------ Raw data ------

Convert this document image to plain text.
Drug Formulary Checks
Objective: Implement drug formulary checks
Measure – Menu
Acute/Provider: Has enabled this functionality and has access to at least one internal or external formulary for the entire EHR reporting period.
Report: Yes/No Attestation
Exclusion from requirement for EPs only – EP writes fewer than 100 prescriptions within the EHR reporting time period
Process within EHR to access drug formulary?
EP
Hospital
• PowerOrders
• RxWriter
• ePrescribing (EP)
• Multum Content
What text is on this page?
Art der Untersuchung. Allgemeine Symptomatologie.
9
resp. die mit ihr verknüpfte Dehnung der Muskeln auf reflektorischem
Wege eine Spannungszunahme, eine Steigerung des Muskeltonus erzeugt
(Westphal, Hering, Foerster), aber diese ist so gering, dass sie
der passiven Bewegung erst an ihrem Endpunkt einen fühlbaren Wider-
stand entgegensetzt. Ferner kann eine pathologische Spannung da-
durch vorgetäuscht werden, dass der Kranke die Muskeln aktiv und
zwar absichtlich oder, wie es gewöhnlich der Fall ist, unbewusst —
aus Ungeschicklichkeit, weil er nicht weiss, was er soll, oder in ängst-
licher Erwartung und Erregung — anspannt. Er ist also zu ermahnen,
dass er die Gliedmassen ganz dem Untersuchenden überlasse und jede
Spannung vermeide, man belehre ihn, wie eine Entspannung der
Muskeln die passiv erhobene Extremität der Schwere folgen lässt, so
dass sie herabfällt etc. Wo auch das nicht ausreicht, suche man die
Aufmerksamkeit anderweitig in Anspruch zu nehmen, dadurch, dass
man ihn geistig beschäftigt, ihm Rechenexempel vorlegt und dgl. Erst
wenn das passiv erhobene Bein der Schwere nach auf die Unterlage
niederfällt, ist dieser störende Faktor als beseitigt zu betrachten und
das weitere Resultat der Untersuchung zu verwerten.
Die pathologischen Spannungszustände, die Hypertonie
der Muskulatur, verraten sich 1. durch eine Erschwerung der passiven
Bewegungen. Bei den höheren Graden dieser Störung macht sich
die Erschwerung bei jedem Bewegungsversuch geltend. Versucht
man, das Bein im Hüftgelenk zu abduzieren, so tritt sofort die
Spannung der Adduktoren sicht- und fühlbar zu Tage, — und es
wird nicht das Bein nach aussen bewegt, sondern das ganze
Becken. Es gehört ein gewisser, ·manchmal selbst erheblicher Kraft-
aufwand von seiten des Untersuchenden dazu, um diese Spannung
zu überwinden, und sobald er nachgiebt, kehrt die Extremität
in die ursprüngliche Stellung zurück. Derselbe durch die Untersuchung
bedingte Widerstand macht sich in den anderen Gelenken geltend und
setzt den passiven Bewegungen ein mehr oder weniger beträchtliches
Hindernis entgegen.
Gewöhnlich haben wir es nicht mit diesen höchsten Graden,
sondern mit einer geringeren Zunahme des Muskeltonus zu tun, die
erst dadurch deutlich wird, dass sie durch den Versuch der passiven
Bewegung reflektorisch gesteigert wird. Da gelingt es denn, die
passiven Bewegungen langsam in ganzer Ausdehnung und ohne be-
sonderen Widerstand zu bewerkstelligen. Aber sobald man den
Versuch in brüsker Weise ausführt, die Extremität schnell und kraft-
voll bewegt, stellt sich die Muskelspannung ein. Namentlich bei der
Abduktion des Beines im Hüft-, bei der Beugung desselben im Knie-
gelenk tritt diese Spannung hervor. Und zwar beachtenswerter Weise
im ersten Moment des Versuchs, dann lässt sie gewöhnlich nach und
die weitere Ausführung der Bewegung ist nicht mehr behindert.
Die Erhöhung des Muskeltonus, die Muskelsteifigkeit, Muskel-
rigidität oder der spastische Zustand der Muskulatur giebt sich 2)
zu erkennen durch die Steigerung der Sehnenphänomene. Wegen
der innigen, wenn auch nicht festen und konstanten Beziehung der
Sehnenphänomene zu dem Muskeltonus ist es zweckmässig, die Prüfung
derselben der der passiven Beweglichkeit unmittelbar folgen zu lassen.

------
------ Raw data ------

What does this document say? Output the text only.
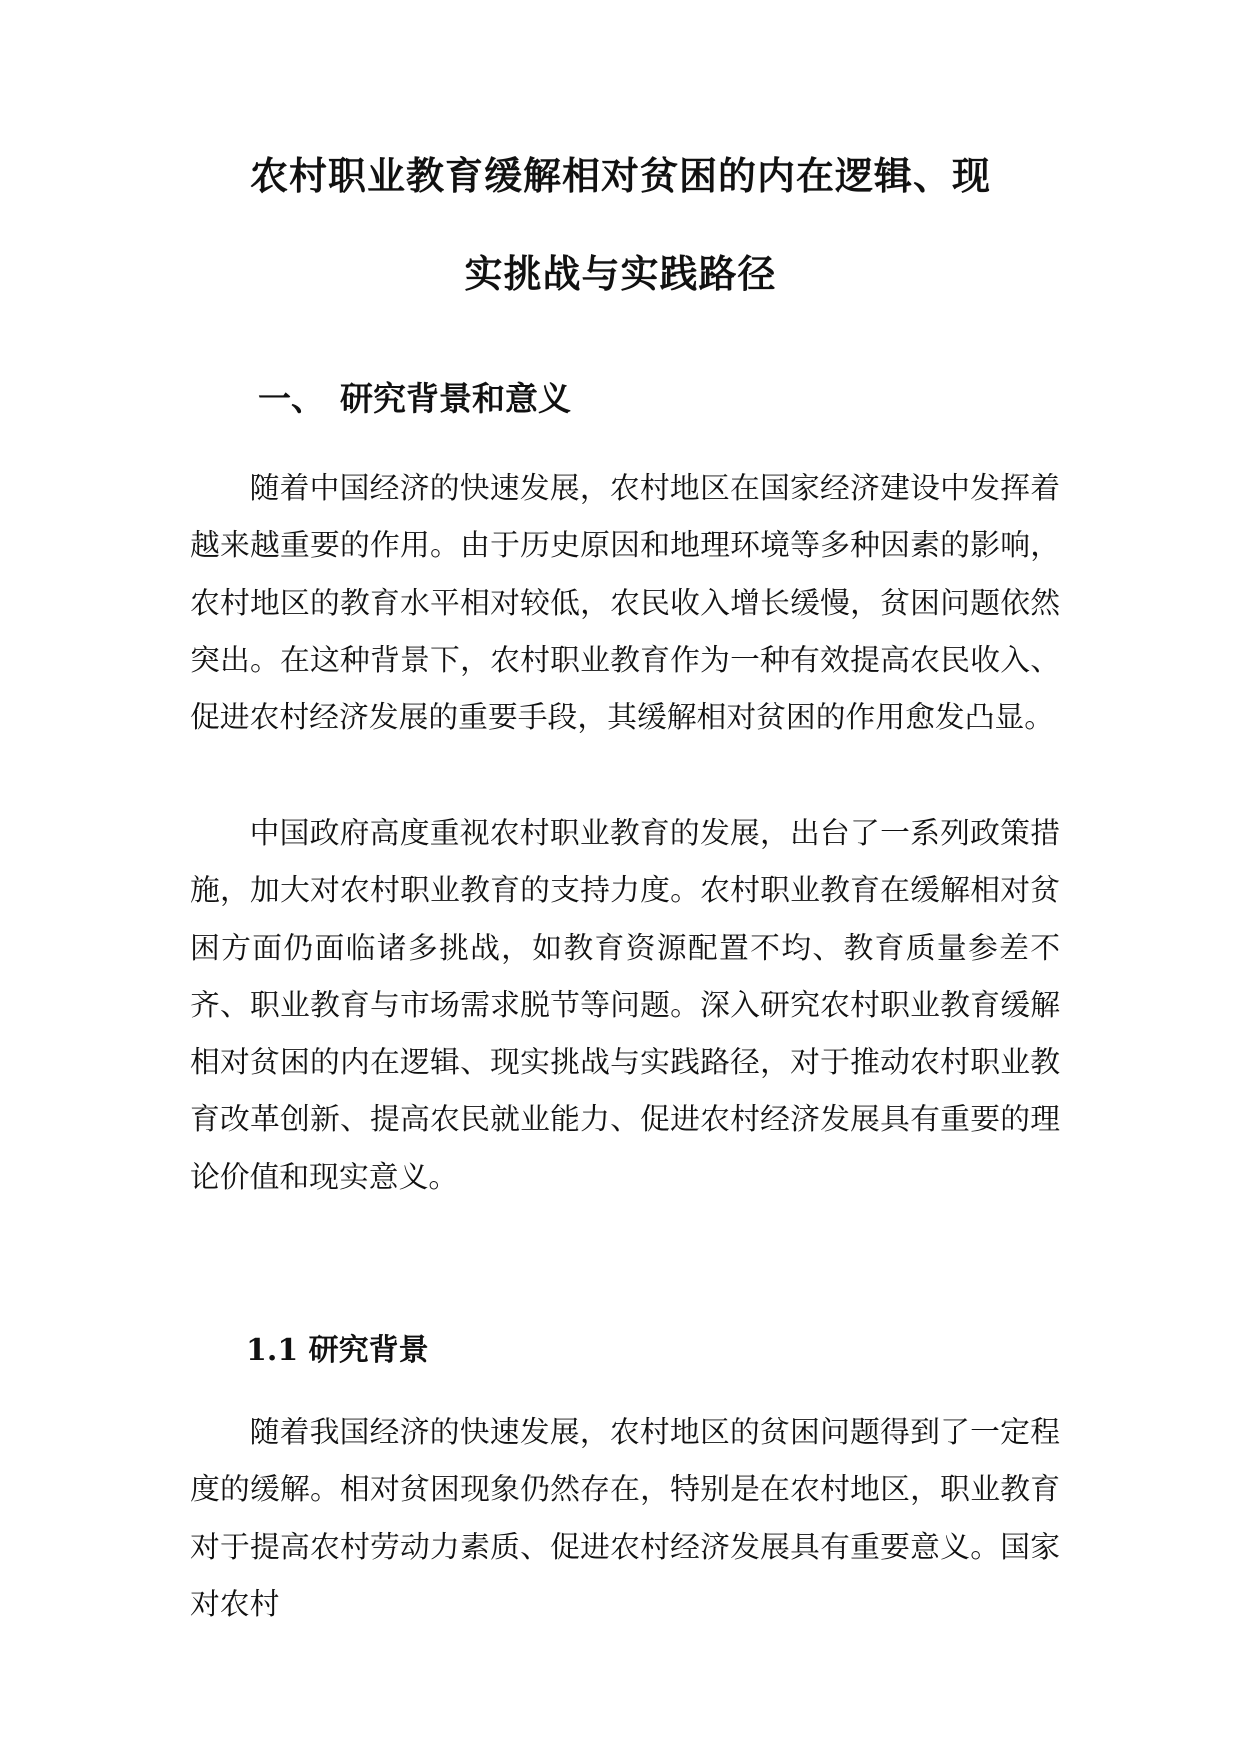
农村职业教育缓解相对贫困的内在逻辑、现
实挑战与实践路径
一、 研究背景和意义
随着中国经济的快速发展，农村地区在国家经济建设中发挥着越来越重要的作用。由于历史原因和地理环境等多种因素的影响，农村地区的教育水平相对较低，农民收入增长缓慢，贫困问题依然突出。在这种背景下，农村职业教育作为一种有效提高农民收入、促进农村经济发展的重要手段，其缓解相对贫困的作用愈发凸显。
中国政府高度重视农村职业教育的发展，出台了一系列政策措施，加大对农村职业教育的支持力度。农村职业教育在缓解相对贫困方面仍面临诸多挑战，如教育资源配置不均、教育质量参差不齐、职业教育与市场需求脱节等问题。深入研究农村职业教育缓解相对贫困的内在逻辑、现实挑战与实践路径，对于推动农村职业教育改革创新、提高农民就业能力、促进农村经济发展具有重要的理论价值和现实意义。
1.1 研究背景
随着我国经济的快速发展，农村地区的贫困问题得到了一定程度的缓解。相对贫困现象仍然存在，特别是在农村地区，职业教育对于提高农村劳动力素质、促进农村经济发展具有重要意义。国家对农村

------

Pick each line holding the word "oder" out of the data and copy it.

zwar absichtlich oder, wie es gewöhnlich der Fall ist, unbewusst —
aus Ungeschicklichkeit, weil er nicht weiss, was er soll, oder in ängst-
setzt den passiven Bewegungen ein mehr oder weniger beträchtliches
rigidität oder der spastische Zustand der Muskulatur giebt sich 2)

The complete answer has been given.